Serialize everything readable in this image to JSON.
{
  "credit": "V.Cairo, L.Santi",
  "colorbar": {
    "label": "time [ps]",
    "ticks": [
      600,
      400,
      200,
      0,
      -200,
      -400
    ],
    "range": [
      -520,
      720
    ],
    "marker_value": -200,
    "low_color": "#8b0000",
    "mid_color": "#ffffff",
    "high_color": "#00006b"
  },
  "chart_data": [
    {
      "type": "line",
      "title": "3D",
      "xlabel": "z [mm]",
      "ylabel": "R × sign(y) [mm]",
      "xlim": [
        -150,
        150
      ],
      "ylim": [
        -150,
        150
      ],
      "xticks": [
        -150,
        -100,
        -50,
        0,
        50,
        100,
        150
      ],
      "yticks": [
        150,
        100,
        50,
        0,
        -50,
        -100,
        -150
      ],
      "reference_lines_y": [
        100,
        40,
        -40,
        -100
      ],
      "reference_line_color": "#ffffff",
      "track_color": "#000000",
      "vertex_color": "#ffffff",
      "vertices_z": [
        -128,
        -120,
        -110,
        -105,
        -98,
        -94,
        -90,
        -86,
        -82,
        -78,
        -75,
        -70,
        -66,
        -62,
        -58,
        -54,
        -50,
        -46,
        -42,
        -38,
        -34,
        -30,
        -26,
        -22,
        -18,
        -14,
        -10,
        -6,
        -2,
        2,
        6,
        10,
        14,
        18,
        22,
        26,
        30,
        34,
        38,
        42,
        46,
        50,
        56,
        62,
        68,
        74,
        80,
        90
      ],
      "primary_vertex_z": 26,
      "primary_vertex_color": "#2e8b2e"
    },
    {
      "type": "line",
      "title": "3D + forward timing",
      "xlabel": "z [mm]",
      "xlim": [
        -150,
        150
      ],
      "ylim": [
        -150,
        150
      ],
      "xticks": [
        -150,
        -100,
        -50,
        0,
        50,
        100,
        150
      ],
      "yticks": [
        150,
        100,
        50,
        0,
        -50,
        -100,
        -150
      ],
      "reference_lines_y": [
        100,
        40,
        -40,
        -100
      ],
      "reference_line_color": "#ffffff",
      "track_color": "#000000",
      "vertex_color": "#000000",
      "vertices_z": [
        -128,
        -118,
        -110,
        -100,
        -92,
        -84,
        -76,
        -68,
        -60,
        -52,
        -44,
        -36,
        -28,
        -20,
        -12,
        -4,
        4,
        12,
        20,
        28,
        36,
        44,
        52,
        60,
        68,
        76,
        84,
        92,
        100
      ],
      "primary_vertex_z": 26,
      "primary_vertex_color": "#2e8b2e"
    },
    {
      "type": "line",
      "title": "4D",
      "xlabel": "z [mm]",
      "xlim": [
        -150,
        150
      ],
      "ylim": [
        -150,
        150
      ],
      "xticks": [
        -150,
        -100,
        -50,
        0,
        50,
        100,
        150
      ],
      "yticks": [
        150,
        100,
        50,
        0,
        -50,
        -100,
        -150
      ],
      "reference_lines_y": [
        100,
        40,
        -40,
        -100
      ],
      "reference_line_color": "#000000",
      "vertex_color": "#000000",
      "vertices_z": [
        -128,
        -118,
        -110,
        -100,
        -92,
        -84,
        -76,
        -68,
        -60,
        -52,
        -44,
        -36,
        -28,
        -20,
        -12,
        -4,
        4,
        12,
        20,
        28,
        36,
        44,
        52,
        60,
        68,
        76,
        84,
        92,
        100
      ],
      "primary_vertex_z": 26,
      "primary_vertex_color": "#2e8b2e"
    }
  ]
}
-*-
#### GOAL OF THE EXERCISE:
Return each line of the records above exactly as it reads.

#### THE RESULT:
Serialize everything readable in this image to JSON.
{
  "credit": "V.Cairo, L.Santi",
  "colorbar": {
    "label": "time [ps]",
    "ticks": [
      600,
      400,
      200,
      0,
      -200,
      -400
    ],
    "range": [
      -520,
      720
    ],
    "marker_value": -200,
    "low_color": "#8b0000",
    "mid_color": "#ffffff",
    "high_color": "#00006b"
  },
  "chart_data": [
    {
      "type": "line",
      "title": "3D",
      "xlabel": "z [mm]",
      "ylabel": "R × sign(y) [mm]",
      "xlim": [
        -150,
        150
      ],
      "ylim": [
        -150,
        150
      ],
      "xticks": [
        -150,
        -100,
        -50,
        0,
        50,
        100,
        150
      ],
      "yticks": [
        150,
        100,
        50,
        0,
        -50,
        -100,
        -150
      ],
      "reference_lines_y": [
        100,
        40,
        -40,
        -100
      ],
      "reference_line_color": "#ffffff",
      "track_color": "#000000",
      "vertex_color": "#ffffff",
      "vertices_z": [
        -128,
        -120,
        -110,
        -105,
        -98,
        -94,
        -90,
        -86,
        -82,
        -78,
        -75,
        -70,
        -66,
        -62,
        -58,
        -54,
        -50,
        -46,
        -42,
        -38,
        -34,
        -30,
        -26,
        -22,
        -18,
        -14,
        -10,
        -6,
        -2,
        2,
        6,
        10,
        14,
        18,
        22,
        26,
        30,
        34,
        38,
        42,
        46,
        50,
        56,
        62,
        68,
        74,
        80,
        90
      ],
      "primary_vertex_z": 26,
      "primary_vertex_color": "#2e8b2e"
    },
    {
      "type": "line",
      "title": "3D + forward timing",
      "xlabel": "z [mm]",
      "xlim": [
        -150,
        150
      ],
      "ylim": [
        -150,
        150
      ],
      "xticks": [
        -150,
        -100,
        -50,
        0,
        50,
        100,
        150
      ],
      "yticks": [
        150,
        100,
        50,
        0,
        -50,
        -100,
        -150
      ],
      "reference_lines_y": [
        100,
        40,
        -40,
        -100
      ],
      "reference_line_color": "#ffffff",
      "track_color": "#000000",
      "vertex_color": "#000000",
      "vertices_z": [
        -128,
        -118,
        -110,
        -100,
        -92,
        -84,
        -76,
        -68,
        -60,
        -52,
        -44,
        -36,
        -28,
        -20,
        -12,
        -4,
        4,
        12,
        20,
        28,
        36,
        44,
        52,
        60,
        68,
        76,
        84,
        92,
        100
      ],
      "primary_vertex_z": 26,
      "primary_vertex_color": "#2e8b2e"
    },
    {
      "type": "line",
      "title": "4D",
      "xlabel": "z [mm]",
      "xlim": [
        -150,
        150
      ],
      "ylim": [
        -150,
        150
      ],
      "xticks": [
        -150,
        -100,
        -50,
        0,
        50,
        100,
        150
      ],
      "yticks": [
        150,
        100,
        50,
        0,
        -50,
        -100,
        -150
      ],
      "reference_lines_y": [
        100,
        40,
        -40,
        -100
      ],
      "reference_line_color": "#000000",
      "vertex_color": "#000000",
      "vertices_z": [
        -128,
        -118,
        -110,
        -100,
        -92,
        -84,
        -76,
        -68,
        -60,
        -52,
        -44,
        -36,
        -28,
        -20,
        -12,
        -4,
        4,
        12,
        20,
        28,
        36,
        44,
        52,
        60,
        68,
        76,
        84,
        92,
        100
      ],
      "primary_vertex_z": 26,
      "primary_vertex_color": "#2e8b2e"
    }
  ]
}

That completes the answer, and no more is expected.